Collected data
=======

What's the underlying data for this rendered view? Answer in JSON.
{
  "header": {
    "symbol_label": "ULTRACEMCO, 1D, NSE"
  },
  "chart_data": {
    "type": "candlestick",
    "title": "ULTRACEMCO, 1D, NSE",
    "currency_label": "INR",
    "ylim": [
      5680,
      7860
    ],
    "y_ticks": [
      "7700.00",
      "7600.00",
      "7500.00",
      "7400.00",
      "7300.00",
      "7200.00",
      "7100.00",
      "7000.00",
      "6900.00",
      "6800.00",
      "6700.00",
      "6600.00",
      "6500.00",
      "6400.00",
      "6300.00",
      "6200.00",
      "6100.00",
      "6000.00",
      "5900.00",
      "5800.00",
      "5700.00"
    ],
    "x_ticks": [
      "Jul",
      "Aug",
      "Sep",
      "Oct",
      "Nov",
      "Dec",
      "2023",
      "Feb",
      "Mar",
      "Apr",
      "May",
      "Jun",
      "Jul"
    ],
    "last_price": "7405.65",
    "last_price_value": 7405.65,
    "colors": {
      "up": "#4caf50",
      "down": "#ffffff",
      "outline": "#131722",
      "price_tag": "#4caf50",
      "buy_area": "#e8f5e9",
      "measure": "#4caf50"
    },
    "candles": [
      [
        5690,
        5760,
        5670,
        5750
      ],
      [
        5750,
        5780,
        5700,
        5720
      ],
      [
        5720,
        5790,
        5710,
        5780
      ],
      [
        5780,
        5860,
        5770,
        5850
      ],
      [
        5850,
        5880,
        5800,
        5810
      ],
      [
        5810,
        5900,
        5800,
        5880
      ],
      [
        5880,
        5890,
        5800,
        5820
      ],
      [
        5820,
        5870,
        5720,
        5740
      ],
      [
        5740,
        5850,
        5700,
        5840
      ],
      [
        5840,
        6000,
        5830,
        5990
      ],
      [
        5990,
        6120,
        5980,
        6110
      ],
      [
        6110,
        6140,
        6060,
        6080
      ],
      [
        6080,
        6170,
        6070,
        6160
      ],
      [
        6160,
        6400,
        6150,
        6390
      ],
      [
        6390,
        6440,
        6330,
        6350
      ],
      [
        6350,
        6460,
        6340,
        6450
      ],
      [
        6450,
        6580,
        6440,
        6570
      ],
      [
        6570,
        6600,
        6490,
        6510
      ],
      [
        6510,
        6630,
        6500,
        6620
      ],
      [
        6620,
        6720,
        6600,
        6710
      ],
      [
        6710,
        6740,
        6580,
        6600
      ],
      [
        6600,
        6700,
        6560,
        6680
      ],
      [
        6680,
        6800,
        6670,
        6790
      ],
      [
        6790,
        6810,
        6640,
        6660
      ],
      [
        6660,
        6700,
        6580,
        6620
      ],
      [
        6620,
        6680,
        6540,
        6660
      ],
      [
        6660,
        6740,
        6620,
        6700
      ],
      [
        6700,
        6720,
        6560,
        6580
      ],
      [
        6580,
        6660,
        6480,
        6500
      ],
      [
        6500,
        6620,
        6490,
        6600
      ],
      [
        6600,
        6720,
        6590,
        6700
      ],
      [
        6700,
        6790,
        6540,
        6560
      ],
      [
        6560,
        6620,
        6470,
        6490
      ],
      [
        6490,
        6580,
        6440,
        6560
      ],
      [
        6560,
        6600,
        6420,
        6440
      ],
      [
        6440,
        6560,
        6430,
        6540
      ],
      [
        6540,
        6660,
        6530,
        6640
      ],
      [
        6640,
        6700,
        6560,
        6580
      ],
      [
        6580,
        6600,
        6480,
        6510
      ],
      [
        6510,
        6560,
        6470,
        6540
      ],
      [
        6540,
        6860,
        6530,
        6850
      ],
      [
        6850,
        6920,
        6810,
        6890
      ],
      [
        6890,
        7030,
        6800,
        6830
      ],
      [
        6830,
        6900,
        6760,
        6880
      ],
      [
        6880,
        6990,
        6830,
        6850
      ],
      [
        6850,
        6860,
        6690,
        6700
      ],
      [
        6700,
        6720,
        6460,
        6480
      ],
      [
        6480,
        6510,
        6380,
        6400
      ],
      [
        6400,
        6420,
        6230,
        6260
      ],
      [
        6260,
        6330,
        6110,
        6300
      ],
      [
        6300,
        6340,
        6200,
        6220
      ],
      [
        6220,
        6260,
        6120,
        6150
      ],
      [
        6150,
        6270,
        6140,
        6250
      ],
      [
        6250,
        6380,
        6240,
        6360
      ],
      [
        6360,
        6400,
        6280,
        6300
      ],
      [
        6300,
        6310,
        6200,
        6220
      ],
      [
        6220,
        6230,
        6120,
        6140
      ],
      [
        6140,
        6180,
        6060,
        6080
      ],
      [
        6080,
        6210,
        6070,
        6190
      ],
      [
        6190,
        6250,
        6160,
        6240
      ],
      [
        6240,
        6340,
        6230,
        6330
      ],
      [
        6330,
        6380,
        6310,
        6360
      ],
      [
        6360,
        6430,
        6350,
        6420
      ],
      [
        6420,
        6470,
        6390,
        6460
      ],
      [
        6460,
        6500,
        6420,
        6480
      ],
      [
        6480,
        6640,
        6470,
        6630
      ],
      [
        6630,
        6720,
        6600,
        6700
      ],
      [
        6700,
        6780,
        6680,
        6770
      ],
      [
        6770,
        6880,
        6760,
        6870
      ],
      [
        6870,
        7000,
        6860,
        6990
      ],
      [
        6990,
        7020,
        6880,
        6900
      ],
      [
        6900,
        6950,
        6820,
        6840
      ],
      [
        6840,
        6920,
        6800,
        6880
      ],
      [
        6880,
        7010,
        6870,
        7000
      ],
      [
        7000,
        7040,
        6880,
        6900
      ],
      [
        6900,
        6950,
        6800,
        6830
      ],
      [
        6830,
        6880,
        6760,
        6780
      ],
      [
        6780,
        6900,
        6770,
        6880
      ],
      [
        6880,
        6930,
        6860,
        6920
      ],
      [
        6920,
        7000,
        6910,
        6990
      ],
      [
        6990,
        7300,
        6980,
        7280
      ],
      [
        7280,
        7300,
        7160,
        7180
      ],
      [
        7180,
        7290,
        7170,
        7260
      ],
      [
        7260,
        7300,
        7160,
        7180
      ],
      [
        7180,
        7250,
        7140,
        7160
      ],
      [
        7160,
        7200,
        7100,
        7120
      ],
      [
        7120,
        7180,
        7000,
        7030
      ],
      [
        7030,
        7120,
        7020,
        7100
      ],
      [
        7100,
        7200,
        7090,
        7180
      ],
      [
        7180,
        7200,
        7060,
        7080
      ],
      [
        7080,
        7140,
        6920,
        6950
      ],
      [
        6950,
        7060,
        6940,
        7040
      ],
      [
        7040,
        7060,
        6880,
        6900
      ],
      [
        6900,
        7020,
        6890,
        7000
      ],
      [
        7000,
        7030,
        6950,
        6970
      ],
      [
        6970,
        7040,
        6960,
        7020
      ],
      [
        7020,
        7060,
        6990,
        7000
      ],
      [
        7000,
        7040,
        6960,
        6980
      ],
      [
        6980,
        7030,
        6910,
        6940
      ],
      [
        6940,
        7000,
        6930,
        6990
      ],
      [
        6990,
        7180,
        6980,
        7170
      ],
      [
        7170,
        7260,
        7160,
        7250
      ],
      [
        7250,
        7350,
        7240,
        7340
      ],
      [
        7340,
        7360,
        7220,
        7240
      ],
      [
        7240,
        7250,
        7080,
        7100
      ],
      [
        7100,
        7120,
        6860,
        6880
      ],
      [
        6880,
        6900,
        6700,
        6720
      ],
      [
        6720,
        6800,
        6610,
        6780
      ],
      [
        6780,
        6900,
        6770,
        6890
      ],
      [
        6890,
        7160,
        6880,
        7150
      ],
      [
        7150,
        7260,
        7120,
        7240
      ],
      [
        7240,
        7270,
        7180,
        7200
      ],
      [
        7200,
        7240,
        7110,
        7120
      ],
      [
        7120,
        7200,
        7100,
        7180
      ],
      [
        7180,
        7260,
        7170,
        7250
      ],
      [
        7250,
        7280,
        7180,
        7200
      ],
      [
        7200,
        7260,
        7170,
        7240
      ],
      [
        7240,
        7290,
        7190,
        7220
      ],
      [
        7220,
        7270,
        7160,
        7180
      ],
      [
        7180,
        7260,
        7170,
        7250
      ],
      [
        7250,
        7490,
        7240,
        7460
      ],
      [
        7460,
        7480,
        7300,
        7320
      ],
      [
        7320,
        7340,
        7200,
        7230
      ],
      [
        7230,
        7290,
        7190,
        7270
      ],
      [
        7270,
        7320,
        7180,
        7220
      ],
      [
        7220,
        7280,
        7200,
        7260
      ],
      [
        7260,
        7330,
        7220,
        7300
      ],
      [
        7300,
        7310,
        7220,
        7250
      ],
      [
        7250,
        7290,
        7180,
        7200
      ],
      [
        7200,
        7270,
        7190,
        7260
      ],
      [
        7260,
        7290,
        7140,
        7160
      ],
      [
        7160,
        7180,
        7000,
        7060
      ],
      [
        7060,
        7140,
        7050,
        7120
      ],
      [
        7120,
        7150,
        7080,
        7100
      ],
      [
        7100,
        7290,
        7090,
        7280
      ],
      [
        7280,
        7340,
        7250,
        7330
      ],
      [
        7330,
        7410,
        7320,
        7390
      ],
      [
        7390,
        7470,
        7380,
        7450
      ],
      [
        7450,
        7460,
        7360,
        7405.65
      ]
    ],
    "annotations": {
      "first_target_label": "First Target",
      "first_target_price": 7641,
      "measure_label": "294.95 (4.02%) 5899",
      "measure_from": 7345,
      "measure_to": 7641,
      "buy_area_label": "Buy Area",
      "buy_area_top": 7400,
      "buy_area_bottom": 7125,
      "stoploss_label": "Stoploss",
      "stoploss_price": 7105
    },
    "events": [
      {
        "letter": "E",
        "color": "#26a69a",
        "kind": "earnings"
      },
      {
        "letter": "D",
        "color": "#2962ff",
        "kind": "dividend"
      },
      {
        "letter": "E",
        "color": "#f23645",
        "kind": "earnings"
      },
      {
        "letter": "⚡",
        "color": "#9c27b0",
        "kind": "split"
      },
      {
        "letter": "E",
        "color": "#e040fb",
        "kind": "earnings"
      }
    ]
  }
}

=======

** Exercise task **
List every line in the records above that contains the word "ULTRACEMCO".

** Task response **
    "symbol_label": "ULTRACEMCO, 1D, NSE"
    "title": "ULTRACEMCO, 1D, NSE",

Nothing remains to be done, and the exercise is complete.